- PROBLEM TO WORK ON -
Copy down all of the data underneath, exactly as shown.

• • •

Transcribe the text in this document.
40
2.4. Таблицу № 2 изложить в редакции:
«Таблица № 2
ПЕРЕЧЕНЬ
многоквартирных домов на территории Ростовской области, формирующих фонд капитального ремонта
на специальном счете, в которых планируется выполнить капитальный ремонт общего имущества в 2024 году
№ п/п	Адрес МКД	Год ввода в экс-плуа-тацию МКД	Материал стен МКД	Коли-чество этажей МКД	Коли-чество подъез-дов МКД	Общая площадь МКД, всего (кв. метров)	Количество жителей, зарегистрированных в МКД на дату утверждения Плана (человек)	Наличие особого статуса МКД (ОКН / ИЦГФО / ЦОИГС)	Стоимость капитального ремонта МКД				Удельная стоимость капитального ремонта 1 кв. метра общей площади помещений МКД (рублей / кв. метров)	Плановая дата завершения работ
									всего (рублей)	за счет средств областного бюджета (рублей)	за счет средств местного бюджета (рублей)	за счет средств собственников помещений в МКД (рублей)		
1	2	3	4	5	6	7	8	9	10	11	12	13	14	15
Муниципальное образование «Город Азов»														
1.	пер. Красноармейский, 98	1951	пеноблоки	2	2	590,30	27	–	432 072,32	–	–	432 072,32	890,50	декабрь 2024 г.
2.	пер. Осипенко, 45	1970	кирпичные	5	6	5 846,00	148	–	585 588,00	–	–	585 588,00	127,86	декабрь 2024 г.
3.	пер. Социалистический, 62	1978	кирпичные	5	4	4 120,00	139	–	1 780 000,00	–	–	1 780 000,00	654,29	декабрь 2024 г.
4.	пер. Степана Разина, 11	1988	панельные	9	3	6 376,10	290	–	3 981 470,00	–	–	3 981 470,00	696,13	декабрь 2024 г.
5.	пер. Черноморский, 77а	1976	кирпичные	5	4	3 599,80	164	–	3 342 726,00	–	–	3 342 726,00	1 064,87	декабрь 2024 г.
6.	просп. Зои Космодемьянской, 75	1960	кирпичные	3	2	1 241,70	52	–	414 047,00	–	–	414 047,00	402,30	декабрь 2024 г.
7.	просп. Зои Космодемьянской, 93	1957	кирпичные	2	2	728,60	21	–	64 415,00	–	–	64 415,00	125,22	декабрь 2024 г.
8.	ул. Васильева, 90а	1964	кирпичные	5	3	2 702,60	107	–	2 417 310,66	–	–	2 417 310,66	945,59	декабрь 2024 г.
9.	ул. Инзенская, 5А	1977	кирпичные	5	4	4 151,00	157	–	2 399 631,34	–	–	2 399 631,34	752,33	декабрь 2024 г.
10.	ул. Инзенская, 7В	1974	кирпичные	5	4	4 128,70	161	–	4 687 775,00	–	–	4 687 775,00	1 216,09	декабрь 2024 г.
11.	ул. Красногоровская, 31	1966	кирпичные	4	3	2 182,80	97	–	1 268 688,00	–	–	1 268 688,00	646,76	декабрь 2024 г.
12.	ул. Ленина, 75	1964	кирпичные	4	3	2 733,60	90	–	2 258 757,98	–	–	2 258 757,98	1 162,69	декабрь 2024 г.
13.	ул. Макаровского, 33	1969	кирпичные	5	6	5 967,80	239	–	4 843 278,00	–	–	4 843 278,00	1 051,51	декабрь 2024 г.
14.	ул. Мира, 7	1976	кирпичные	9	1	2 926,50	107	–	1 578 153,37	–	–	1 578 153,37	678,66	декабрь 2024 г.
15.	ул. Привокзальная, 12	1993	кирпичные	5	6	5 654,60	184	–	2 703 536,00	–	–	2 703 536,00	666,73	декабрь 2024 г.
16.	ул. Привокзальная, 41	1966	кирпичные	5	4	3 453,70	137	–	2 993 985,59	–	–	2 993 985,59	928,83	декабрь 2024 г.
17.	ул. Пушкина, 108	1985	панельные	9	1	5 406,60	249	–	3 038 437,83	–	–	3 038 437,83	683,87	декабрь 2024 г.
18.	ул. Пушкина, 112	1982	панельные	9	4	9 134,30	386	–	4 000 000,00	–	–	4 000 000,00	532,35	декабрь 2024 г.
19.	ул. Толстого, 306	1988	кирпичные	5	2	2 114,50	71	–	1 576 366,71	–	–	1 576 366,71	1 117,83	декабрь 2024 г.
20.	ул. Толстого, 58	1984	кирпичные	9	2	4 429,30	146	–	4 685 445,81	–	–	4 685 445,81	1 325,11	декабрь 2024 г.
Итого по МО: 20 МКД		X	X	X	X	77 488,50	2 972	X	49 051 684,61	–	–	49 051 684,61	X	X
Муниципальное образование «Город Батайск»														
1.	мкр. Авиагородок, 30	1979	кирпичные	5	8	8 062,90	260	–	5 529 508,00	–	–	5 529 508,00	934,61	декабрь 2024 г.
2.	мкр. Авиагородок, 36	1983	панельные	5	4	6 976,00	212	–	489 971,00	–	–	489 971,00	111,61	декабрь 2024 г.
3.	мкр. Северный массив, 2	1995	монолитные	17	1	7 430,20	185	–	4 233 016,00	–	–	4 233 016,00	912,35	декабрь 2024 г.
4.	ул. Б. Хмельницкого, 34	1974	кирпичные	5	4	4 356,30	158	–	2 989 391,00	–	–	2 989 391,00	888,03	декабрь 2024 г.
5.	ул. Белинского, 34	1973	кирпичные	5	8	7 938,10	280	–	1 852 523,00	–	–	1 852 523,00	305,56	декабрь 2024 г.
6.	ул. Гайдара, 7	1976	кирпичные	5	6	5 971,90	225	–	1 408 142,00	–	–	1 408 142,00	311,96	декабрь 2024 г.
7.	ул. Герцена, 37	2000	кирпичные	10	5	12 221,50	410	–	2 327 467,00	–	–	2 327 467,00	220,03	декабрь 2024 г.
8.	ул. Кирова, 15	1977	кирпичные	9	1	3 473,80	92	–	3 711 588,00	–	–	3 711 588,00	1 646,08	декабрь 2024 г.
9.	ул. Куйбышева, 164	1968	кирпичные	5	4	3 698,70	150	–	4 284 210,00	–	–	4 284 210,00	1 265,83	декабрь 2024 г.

• • •

- FINAL RESULT -
Transcribe the text in this document.
40
2.4. Таблицу № 2 изложить в редакции:
«Таблица № 2
ПЕРЕЧЕНЬ
многоквартирных домов на территории Ростовской области, формирующих фонд капитального ремонта
на специальном счете, в которых планируется выполнить капитальный ремонт общего имущества в 2024 году
№ п/п	Адрес МКД	Год ввода в экс-плуа-тацию МКД	Материал стен МКД	Коли-чество этажей МКД	Коли-чество подъез-дов МКД	Общая площадь МКД, всего (кв. метров)	Количество жителей, зарегистрированных в МКД на дату утверждения Плана (человек)	Наличие особого статуса МКД (ОКН / ИЦГФО / ЦОИГС)	Стоимость капитального ремонта МКД				Удельная стоимость капитального ремонта 1 кв. метра общей площади помещений МКД (рублей / кв. метров)	Плановая дата завершения работ
									всего (рублей)	за счет средств областного бюджета (рублей)	за счет средств местного бюджета (рублей)	за счет средств собственников помещений в МКД (рублей)		
1	2	3	4	5	6	7	8	9	10	11	12	13	14	15
Муниципальное образование «Город Азов»														
1.	пер. Красноармейский, 98	1951	пеноблоки	2	2	590,30	27	–	432 072,32	–	–	432 072,32	890,50	декабрь 2024 г.
2.	пер. Осипенко, 45	1970	кирпичные	5	6	5 846,00	148	–	585 588,00	–	–	585 588,00	127,86	декабрь 2024 г.
3.	пер. Социалистический, 62	1978	кирпичные	5	4	4 120,00	139	–	1 780 000,00	–	–	1 780 000,00	654,29	декабрь 2024 г.
4.	пер. Степана Разина, 11	1988	панельные	9	3	6 376,10	290	–	3 981 470,00	–	–	3 981 470,00	696,13	декабрь 2024 г.
5.	пер. Черноморский, 77а	1976	кирпичные	5	4	3 599,80	164	–	3 342 726,00	–	–	3 342 726,00	1 064,87	декабрь 2024 г.
6.	просп. Зои Космодемьянской, 75	1960	кирпичные	3	2	1 241,70	52	–	414 047,00	–	–	414 047,00	402,30	декабрь 2024 г.
7.	просп. Зои Космодемьянской, 93	1957	кирпичные	2	2	728,60	21	–	64 415,00	–	–	64 415,00	125,22	декабрь 2024 г.
8.	ул. Васильева, 90а	1964	кирпичные	5	3	2 702,60	107	–	2 417 310,66	–	–	2 417 310,66	945,59	декабрь 2024 г.
9.	ул. Инзенская, 5А	1977	кирпичные	5	4	4 151,00	157	–	2 399 631,34	–	–	2 399 631,34	752,33	декабрь 2024 г.
10.	ул. Инзенская, 7В	1974	кирпичные	5	4	4 128,70	161	–	4 687 775,00	–	–	4 687 775,00	1 216,09	декабрь 2024 г.
11.	ул. Красногоровская, 31	1966	кирпичные	4	3	2 182,80	97	–	1 268 688,00	–	–	1 268 688,00	646,76	декабрь 2024 г.
12.	ул. Ленина, 75	1964	кирпичные	4	3	2 733,60	90	–	2 258 757,98	–	–	2 258 757,98	1 162,69	декабрь 2024 г.
13.	ул. Макаровского, 33	1969	кирпичные	5	6	5 967,80	239	–	4 843 278,00	–	–	4 843 278,00	1 051,51	декабрь 2024 г.
14.	ул. Мира, 7	1976	кирпичные	9	1	2 926,50	107	–	1 578 153,37	–	–	1 578 153,37	678,66	декабрь 2024 г.
15.	ул. Привокзальная, 12	1993	кирпичные	5	6	5 654,60	184	–	2 703 536,00	–	–	2 703 536,00	666,73	декабрь 2024 г.
16.	ул. Привокзальная, 41	1966	кирпичные	5	4	3 453,70	137	–	2 993 985,59	–	–	2 993 985,59	928,83	декабрь 2024 г.
17.	ул. Пушкина, 108	1985	панельные	9	1	5 406,60	249	–	3 038 437,83	–	–	3 038 437,83	683,87	декабрь 2024 г.
18.	ул. Пушкина, 112	1982	панельные	9	4	9 134,30	386	–	4 000 000,00	–	–	4 000 000,00	532,35	декабрь 2024 г.
19.	ул. Толстого, 306	1988	кирпичные	5	2	2 114,50	71	–	1 576 366,71	–	–	1 576 366,71	1 117,83	декабрь 2024 г.
20.	ул. Толстого, 58	1984	кирпичные	9	2	4 429,30	146	–	4 685 445,81	–	–	4 685 445,81	1 325,11	декабрь 2024 г.
Итого по МО: 20 МКД		X	X	X	X	77 488,50	2 972	X	49 051 684,61	–	–	49 051 684,61	X	X
Муниципальное образование «Город Батайск»														
1.	мкр. Авиагородок, 30	1979	кирпичные	5	8	8 062,90	260	–	5 529 508,00	–	–	5 529 508,00	934,61	декабрь 2024 г.
2.	мкр. Авиагородок, 36	1983	панельные	5	4	6 976,00	212	–	489 971,00	–	–	489 971,00	111,61	декабрь 2024 г.
3.	мкр. Северный массив, 2	1995	монолитные	17	1	7 430,20	185	–	4 233 016,00	–	–	4 233 016,00	912,35	декабрь 2024 г.
4.	ул. Б. Хмельницкого, 34	1974	кирпичные	5	4	4 356,30	158	–	2 989 391,00	–	–	2 989 391,00	888,03	декабрь 2024 г.
5.	ул. Белинского, 34	1973	кирпичные	5	8	7 938,10	280	–	1 852 523,00	–	–	1 852 523,00	305,56	декабрь 2024 г.
6.	ул. Гайдара, 7	1976	кирпичные	5	6	5 971,90	225	–	1 408 142,00	–	–	1 408 142,00	311,96	декабрь 2024 г.
7.	ул. Герцена, 37	2000	кирпичные	10	5	12 221,50	410	–	2 327 467,00	–	–	2 327 467,00	220,03	декабрь 2024 г.
8.	ул. Кирова, 15	1977	кирпичные	9	1	3 473,80	92	–	3 711 588,00	–	–	3 711 588,00	1 646,08	декабрь 2024 г.
9.	ул. Куйбышева, 164	1968	кирпичные	5	4	3 698,70	150	–	4 284 210,00	–	–	4 284 210,00	1 265,83	декабрь 2024 г.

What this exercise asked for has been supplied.